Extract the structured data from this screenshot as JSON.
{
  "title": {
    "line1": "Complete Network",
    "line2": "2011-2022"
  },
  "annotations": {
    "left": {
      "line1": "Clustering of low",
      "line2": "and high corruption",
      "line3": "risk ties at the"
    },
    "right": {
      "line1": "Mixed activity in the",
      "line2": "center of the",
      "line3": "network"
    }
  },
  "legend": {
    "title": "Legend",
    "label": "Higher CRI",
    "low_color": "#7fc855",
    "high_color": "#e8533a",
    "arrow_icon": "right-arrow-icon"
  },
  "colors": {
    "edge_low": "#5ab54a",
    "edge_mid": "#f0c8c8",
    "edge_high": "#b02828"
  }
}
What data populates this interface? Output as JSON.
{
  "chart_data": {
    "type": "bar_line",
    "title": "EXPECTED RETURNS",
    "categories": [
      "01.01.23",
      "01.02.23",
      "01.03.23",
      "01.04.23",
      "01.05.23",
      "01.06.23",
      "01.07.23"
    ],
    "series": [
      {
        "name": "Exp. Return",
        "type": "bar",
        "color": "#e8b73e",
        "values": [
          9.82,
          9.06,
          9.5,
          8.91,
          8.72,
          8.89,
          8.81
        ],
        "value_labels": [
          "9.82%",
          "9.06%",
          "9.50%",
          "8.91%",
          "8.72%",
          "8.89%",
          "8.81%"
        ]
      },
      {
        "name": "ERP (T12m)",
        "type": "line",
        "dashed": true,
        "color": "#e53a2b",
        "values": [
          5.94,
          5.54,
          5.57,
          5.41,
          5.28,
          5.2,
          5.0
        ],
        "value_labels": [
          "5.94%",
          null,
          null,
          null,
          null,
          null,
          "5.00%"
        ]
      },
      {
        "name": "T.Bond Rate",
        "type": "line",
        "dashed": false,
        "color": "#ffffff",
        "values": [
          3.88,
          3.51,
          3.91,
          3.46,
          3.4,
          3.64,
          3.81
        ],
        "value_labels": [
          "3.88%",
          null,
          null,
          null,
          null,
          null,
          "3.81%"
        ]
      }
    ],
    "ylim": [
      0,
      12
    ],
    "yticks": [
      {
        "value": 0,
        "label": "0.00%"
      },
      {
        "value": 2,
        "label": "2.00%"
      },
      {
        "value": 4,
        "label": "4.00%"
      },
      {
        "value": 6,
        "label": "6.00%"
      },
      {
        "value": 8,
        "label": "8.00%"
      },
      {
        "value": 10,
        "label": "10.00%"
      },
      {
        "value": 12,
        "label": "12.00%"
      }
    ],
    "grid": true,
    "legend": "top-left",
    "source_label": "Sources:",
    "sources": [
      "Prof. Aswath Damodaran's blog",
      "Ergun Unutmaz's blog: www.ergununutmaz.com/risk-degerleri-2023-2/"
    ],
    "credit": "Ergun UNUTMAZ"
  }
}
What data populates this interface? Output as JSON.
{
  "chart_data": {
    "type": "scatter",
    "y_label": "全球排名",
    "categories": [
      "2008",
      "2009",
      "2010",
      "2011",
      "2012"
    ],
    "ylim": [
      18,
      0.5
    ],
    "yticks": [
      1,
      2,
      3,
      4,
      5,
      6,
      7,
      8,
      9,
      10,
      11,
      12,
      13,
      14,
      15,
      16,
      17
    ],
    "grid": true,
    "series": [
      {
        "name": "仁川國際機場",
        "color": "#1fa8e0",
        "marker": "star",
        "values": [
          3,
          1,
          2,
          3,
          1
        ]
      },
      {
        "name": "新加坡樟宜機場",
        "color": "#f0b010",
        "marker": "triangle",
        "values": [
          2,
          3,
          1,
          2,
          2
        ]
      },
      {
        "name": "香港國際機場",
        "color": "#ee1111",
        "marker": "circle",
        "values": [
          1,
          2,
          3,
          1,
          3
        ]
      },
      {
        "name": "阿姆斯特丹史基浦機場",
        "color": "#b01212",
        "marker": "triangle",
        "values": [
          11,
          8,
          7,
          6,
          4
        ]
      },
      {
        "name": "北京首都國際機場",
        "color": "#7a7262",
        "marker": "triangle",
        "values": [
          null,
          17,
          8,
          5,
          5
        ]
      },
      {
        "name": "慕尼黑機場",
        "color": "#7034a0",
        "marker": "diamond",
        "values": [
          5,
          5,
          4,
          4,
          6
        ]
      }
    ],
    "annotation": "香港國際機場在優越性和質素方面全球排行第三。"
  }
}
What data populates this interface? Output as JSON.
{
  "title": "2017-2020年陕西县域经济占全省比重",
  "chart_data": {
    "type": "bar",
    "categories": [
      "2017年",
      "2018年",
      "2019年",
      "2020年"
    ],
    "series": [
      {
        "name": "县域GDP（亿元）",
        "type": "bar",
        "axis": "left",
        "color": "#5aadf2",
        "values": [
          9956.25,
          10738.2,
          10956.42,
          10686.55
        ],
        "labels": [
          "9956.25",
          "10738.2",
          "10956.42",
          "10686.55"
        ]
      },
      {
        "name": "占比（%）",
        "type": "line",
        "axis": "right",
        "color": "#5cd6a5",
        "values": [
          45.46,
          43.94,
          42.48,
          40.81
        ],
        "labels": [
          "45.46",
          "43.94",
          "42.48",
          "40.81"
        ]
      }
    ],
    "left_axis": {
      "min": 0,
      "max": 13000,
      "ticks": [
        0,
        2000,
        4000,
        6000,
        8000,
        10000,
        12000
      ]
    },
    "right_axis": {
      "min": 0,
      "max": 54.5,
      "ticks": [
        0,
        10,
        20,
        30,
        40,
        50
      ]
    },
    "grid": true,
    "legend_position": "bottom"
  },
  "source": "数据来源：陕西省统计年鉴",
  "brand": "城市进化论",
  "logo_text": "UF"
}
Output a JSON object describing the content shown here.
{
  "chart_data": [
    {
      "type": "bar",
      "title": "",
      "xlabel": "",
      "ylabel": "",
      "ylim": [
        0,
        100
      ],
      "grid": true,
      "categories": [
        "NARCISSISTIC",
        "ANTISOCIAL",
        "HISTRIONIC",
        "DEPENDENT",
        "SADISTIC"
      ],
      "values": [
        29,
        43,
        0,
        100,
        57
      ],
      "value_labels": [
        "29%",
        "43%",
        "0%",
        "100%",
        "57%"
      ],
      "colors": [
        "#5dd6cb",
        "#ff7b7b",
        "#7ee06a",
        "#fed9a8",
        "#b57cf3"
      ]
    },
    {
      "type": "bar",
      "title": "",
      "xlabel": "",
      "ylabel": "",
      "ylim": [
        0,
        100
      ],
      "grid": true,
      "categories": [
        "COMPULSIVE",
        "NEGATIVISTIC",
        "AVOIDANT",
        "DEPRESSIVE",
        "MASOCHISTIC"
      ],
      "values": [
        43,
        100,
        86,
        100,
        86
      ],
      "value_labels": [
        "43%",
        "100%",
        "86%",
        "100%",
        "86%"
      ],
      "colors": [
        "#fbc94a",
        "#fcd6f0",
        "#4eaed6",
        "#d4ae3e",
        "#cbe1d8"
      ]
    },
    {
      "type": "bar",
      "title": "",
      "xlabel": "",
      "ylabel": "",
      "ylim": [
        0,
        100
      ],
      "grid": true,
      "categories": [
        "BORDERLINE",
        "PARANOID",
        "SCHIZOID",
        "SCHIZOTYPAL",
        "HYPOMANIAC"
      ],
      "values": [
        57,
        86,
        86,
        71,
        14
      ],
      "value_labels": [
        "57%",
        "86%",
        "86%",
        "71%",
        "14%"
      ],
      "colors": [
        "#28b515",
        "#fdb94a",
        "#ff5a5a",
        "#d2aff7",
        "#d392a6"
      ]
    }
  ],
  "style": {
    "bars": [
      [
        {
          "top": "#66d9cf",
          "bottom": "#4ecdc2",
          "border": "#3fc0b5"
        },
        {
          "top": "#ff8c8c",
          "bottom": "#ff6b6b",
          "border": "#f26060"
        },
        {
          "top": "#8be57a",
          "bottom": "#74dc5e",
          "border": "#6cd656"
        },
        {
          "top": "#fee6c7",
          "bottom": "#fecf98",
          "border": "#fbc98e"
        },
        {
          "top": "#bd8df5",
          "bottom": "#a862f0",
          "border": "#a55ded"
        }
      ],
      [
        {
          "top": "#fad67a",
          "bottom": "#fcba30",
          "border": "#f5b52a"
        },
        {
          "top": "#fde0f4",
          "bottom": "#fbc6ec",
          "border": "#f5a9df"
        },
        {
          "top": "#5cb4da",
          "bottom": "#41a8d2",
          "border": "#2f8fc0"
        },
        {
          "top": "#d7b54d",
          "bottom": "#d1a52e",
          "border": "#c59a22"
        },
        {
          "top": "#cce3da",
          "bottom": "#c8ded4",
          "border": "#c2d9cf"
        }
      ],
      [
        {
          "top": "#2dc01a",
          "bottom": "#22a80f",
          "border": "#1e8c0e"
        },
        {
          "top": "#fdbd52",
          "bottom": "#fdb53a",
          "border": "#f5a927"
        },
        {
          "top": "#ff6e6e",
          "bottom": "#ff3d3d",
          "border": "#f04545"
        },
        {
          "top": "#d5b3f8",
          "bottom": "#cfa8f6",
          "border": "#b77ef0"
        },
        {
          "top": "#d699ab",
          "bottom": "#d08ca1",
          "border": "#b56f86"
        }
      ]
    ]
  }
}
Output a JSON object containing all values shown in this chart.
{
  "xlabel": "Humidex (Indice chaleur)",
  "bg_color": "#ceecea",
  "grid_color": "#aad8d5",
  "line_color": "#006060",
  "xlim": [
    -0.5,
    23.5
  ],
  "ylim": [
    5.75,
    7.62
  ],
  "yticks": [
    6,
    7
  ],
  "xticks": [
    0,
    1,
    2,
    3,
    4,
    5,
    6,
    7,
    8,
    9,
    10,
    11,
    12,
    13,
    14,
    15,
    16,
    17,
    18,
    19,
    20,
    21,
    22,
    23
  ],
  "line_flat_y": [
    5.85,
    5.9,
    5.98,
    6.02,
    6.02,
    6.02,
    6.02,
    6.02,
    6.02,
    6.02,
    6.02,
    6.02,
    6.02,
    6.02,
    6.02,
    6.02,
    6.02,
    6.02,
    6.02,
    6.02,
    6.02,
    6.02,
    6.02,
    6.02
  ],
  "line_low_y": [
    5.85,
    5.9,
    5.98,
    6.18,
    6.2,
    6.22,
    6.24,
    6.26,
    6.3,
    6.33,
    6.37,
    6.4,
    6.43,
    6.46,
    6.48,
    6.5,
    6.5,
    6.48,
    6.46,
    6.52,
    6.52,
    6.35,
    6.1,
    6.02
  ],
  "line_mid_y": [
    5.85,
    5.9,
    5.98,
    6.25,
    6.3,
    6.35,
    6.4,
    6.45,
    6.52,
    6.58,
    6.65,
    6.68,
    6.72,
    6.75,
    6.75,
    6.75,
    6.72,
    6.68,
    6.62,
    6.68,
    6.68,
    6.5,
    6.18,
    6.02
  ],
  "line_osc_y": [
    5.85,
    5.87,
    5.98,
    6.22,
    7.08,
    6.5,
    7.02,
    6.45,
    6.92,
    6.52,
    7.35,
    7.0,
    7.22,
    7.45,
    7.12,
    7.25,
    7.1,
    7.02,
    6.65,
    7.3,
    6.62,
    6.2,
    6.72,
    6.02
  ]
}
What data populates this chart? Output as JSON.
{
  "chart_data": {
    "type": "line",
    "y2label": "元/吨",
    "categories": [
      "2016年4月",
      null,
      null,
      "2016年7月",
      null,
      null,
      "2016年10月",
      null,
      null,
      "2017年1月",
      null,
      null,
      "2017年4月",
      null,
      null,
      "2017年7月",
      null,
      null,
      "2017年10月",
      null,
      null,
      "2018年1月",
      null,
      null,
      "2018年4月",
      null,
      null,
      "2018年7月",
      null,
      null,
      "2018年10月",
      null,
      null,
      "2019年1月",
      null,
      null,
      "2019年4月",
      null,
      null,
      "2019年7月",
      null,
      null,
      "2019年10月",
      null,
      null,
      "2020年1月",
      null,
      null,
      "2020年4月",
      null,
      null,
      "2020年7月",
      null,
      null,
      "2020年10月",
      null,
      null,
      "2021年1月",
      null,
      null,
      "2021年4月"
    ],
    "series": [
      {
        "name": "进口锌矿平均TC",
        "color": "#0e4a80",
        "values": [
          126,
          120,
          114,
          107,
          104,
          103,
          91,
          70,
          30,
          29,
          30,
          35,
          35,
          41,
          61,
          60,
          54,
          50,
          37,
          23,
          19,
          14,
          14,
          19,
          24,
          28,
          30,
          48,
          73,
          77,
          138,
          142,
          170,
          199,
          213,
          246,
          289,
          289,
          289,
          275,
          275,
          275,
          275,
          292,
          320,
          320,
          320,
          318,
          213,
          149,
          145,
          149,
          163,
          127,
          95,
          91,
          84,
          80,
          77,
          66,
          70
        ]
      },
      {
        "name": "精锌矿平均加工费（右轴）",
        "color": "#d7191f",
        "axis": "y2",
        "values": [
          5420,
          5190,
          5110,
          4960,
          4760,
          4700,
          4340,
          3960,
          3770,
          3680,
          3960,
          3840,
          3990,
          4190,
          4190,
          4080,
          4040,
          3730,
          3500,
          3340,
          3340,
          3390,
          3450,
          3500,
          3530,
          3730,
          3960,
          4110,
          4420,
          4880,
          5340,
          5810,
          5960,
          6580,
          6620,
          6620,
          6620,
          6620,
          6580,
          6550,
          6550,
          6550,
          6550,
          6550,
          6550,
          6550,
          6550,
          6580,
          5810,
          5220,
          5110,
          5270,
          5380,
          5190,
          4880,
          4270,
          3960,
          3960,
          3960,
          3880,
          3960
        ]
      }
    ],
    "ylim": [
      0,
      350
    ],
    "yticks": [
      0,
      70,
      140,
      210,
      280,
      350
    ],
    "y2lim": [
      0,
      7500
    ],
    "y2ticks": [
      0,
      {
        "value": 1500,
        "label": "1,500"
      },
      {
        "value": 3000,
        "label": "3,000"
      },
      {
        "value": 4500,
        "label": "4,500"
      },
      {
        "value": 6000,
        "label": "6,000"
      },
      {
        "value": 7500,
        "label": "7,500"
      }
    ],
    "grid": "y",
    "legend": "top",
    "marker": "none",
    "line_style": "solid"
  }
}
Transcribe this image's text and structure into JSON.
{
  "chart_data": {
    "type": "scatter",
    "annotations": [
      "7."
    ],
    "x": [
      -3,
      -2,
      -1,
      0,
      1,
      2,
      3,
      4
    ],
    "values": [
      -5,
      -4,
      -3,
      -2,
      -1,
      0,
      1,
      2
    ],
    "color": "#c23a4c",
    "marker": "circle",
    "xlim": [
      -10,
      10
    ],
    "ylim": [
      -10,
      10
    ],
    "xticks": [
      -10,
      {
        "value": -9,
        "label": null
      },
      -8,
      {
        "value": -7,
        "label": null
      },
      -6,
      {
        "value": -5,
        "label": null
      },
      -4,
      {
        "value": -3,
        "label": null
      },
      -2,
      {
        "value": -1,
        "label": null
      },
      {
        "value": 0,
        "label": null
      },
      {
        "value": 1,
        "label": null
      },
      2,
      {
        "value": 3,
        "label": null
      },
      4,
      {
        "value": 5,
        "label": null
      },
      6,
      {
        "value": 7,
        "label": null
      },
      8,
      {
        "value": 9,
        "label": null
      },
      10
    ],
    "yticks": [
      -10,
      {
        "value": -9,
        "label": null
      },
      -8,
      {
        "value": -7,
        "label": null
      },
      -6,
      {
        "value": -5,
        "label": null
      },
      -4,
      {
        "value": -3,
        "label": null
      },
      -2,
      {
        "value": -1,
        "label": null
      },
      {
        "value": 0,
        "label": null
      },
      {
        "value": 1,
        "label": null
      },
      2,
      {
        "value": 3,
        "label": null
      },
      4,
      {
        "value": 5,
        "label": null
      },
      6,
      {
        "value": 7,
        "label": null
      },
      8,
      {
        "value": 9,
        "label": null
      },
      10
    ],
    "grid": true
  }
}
■ ■ ■ ■
* _WHAT THE TASK ASKS_:
Copy whichever lines in the listing above contain the word "marker".

* _RESPONSE FOR THIS EXERCISE_:
        "marker": "star",
        "marker": "triangle",
        "marker": "circle",
        "marker": "triangle",
        "marker": "triangle",
        "marker": "diamond",
    "marker": "none",
    "marker": "circle",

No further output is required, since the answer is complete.